# start of Input data

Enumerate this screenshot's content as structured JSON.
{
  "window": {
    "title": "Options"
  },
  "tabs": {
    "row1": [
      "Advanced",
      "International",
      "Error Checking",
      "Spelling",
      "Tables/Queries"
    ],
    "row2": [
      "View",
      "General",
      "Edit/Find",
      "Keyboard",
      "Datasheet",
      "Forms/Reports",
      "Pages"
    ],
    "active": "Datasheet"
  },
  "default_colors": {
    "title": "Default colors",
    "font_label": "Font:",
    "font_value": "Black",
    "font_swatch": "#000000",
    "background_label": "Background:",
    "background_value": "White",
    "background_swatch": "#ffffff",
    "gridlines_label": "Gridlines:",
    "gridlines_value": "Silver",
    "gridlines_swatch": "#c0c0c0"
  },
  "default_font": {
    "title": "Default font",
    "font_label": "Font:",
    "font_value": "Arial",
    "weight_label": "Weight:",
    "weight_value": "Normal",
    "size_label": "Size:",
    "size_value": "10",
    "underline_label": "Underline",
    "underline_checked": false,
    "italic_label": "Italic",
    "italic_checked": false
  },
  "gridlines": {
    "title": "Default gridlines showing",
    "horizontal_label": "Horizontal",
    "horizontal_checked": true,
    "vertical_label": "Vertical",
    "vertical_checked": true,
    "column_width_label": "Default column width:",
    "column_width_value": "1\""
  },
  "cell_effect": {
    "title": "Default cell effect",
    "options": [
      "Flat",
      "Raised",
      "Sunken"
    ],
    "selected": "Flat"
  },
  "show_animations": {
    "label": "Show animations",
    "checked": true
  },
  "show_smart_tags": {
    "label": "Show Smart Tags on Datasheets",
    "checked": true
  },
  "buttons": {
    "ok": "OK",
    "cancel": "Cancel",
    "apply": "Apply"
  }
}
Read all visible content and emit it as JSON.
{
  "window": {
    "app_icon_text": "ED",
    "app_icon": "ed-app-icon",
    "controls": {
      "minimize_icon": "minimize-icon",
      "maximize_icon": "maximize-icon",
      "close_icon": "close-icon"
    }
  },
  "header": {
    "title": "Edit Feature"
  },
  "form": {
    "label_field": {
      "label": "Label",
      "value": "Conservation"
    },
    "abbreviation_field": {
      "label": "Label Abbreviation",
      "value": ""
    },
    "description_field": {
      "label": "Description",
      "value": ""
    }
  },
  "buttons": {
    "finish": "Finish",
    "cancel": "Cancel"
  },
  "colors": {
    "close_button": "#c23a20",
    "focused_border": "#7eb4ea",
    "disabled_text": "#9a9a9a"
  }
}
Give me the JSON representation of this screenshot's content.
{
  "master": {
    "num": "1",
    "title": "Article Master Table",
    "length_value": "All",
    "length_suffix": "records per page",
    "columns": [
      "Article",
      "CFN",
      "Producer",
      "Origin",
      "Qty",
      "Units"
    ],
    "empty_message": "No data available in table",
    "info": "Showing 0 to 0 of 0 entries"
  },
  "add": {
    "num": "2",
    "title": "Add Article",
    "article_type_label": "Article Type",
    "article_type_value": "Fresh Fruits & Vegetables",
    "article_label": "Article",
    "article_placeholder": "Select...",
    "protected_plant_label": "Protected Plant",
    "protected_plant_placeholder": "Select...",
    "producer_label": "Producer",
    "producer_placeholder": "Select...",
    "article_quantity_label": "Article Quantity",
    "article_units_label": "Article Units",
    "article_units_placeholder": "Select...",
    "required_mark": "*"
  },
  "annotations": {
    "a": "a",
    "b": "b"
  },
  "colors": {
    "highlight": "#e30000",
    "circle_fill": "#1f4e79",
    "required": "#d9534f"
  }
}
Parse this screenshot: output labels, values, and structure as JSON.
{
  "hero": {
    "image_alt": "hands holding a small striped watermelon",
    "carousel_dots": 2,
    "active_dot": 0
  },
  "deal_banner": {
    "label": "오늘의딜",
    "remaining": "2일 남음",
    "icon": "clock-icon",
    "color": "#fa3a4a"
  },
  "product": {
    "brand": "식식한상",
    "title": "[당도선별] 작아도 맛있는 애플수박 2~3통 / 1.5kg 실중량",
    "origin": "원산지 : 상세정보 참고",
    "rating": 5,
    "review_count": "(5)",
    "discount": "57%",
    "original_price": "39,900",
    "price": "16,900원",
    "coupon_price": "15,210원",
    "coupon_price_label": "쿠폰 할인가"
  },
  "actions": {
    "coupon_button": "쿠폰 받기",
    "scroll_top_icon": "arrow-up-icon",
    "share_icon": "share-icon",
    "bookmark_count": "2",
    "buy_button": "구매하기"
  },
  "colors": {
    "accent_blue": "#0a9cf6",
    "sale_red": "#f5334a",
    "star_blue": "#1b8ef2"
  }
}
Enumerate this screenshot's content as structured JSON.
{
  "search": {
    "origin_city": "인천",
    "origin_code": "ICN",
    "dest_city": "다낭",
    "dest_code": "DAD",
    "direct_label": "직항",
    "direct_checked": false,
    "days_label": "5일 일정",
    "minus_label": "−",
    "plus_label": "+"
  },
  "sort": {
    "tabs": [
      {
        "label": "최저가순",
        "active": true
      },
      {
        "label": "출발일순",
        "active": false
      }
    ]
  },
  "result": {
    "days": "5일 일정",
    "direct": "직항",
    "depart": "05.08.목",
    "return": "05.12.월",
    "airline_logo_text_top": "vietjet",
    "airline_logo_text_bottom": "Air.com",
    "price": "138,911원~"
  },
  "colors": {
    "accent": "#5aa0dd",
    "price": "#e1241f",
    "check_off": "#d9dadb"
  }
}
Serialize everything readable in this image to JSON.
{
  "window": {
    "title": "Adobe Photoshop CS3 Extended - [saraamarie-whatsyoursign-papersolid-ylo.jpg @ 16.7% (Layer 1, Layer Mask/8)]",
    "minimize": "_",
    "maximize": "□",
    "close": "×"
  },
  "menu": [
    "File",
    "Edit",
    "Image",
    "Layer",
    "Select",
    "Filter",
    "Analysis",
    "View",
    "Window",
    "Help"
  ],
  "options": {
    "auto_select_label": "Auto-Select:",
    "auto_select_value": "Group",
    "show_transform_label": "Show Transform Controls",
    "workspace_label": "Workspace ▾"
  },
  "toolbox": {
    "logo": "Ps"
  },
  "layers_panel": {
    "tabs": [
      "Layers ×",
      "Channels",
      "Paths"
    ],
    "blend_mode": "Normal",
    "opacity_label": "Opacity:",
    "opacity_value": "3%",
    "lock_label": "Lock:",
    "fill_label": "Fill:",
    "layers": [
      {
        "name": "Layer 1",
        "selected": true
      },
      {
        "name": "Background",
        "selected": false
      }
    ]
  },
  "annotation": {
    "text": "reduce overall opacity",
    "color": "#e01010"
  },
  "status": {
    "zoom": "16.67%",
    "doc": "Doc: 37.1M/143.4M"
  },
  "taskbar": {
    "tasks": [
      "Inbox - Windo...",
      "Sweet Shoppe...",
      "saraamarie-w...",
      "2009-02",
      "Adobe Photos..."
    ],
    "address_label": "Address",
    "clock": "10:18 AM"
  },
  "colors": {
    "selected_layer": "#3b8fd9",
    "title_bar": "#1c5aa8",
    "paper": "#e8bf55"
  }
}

# end of Input data

→ **Task instructions**
Your task is to transcribe the material exactly.

→ **Answer to this task**
Enumerate this screenshot's content as structured JSON.
{
  "window": {
    "title": "Options"
  },
  "tabs": {
    "row1": [
      "Advanced",
      "International",
      "Error Checking",
      "Spelling",
      "Tables/Queries"
    ],
    "row2": [
      "View",
      "General",
      "Edit/Find",
      "Keyboard",
      "Datasheet",
      "Forms/Reports",
      "Pages"
    ],
    "active": "Datasheet"
  },
  "default_colors": {
    "title": "Default colors",
    "font_label": "Font:",
    "font_value": "Black",
    "font_swatch": "#000000",
    "background_label": "Background:",
    "background_value": "White",
    "background_swatch": "#ffffff",
    "gridlines_label": "Gridlines:",
    "gridlines_value": "Silver",
    "gridlines_swatch": "#c0c0c0"
  },
  "default_font": {
    "title": "Default font",
    "font_label": "Font:",
    "font_value": "Arial",
    "weight_label": "Weight:",
    "weight_value": "Normal",
    "size_label": "Size:",
    "size_value": "10",
    "underline_label": "Underline",
    "underline_checked": false,
    "italic_label": "Italic",
    "italic_checked": false
  },
  "gridlines": {
    "title": "Default gridlines showing",
    "horizontal_label": "Horizontal",
    "horizontal_checked": true,
    "vertical_label": "Vertical",
    "vertical_checked": true,
    "column_width_label": "Default column width:",
    "column_width_value": "1\""
  },
  "cell_effect": {
    "title": "Default cell effect",
    "options": [
      "Flat",
      "Raised",
      "Sunken"
    ],
    "selected": "Flat"
  },
  "show_animations": {
    "label": "Show animations",
    "checked": true
  },
  "show_smart_tags": {
    "label": "Show Smart Tags on Datasheets",
    "checked": true
  },
  "buttons": {
    "ok": "OK",
    "cancel": "Cancel",
    "apply": "Apply"
  }
}
Read all visible content and emit it as JSON.
{
  "window": {
    "app_icon_text": "ED",
    "app_icon": "ed-app-icon",
    "controls": {
      "minimize_icon": "minimize-icon",
      "maximize_icon": "maximize-icon",
      "close_icon": "close-icon"
    }
  },
  "header": {
    "title": "Edit Feature"
  },
  "form": {
    "label_field": {
      "label": "Label",
      "value": "Conservation"
    },
    "abbreviation_field": {
      "label": "Label Abbreviation",
      "value": ""
    },
    "description_field": {
      "label": "Description",
      "value": ""
    }
  },
  "buttons": {
    "finish": "Finish",
    "cancel": "Cancel"
  },
  "colors": {
    "close_button": "#c23a20",
    "focused_border": "#7eb4ea",
    "disabled_text": "#9a9a9a"
  }
}
Give me the JSON representation of this screenshot's content.
{
  "master": {
    "num": "1",
    "title": "Article Master Table",
    "length_value": "All",
    "length_suffix": "records per page",
    "columns": [
      "Article",
      "CFN",
      "Producer",
      "Origin",
      "Qty",
      "Units"
    ],
    "empty_message": "No data available in table",
    "info": "Showing 0 to 0 of 0 entries"
  },
  "add": {
    "num": "2",
    "title": "Add Article",
    "article_type_label": "Article Type",
    "article_type_value": "Fresh Fruits & Vegetables",
    "article_label": "Article",
    "article_placeholder": "Select...",
    "protected_plant_label": "Protected Plant",
    "protected_plant_placeholder": "Select...",
    "producer_label": "Producer",
    "producer_placeholder": "Select...",
    "article_quantity_label": "Article Quantity",
    "article_units_label": "Article Units",
    "article_units_placeholder": "Select...",
    "required_mark": "*"
  },
  "annotations": {
    "a": "a",
    "b": "b"
  },
  "colors": {
    "highlight": "#e30000",
    "circle_fill": "#1f4e79",
    "required": "#d9534f"
  }
}
Parse this screenshot: output labels, values, and structure as JSON.
{
  "hero": {
    "image_alt": "hands holding a small striped watermelon",
    "carousel_dots": 2,
    "active_dot": 0
  },
  "deal_banner": {
    "label": "오늘의딜",
    "remaining": "2일 남음",
    "icon": "clock-icon",
    "color": "#fa3a4a"
  },
  "product": {
    "brand": "식식한상",
    "title": "[당도선별] 작아도 맛있는 애플수박 2~3통 / 1.5kg 실중량",
    "origin": "원산지 : 상세정보 참고",
    "rating": 5,
    "review_count": "(5)",
    "discount": "57%",
    "original_price": "39,900",
    "price": "16,900원",
    "coupon_price": "15,210원",
    "coupon_price_label": "쿠폰 할인가"
  },
  "actions": {
    "coupon_button": "쿠폰 받기",
    "scroll_top_icon": "arrow-up-icon",
    "share_icon": "share-icon",
    "bookmark_count": "2",
    "buy_button": "구매하기"
  },
  "colors": {
    "accent_blue": "#0a9cf6",
    "sale_red": "#f5334a",
    "star_blue": "#1b8ef2"
  }
}
Enumerate this screenshot's content as structured JSON.
{
  "search": {
    "origin_city": "인천",
    "origin_code": "ICN",
    "dest_city": "다낭",
    "dest_code": "DAD",
    "direct_label": "직항",
    "direct_checked": false,
    "days_label": "5일 일정",
    "minus_label": "−",
    "plus_label": "+"
  },
  "sort": {
    "tabs": [
      {
        "label": "최저가순",
        "active": true
      },
      {
        "label": "출발일순",
        "active": false
      }
    ]
  },
  "result": {
    "days": "5일 일정",
    "direct": "직항",
    "depart": "05.08.목",
    "return": "05.12.월",
    "airline_logo_text_top": "vietjet",
    "airline_logo_text_bottom": "Air.com",
    "price": "138,911원~"
  },
  "colors": {
    "accent": "#5aa0dd",
    "price": "#e1241f",
    "check_off": "#d9dadb"
  }
}
Serialize everything readable in this image to JSON.
{
  "window": {
    "title": "Adobe Photoshop CS3 Extended - [saraamarie-whatsyoursign-papersolid-ylo.jpg @ 16.7% (Layer 1, Layer Mask/8)]",
    "minimize": "_",
    "maximize": "□",
    "close": "×"
  },
  "menu": [
    "File",
    "Edit",
    "Image",
    "Layer",
    "Select",
    "Filter",
    "Analysis",
    "View",
    "Window",
    "Help"
  ],
  "options": {
    "auto_select_label": "Auto-Select:",
    "auto_select_value": "Group",
    "show_transform_label": "Show Transform Controls",
    "workspace_label": "Workspace ▾"
  },
  "toolbox": {
    "logo": "Ps"
  },
  "layers_panel": {
    "tabs": [
      "Layers ×",
      "Channels",
      "Paths"
    ],
    "blend_mode": "Normal",
    "opacity_label": "Opacity:",
    "opacity_value": "3%",
    "lock_label": "Lock:",
    "fill_label": "Fill:",
    "layers": [
      {
        "name": "Layer 1",
        "selected": true
      },
      {
        "name": "Background",
        "selected": false
      }
    ]
  },
  "annotation": {
    "text": "reduce overall opacity",
    "color": "#e01010"
  },
  "status": {
    "zoom": "16.67%",
    "doc": "Doc: 37.1M/143.4M"
  },
  "taskbar": {
    "tasks": [
      "Inbox - Windo...",
      "Sweet Shoppe...",
      "saraamarie-w...",
      "2009-02",
      "Adobe Photos..."
    ],
    "address_label": "Address",
    "clock": "10:18 AM"
  },
  "colors": {
    "selected_layer": "#3b8fd9",
    "title_bar": "#1c5aa8",
    "paper": "#e8bf55"
  }
}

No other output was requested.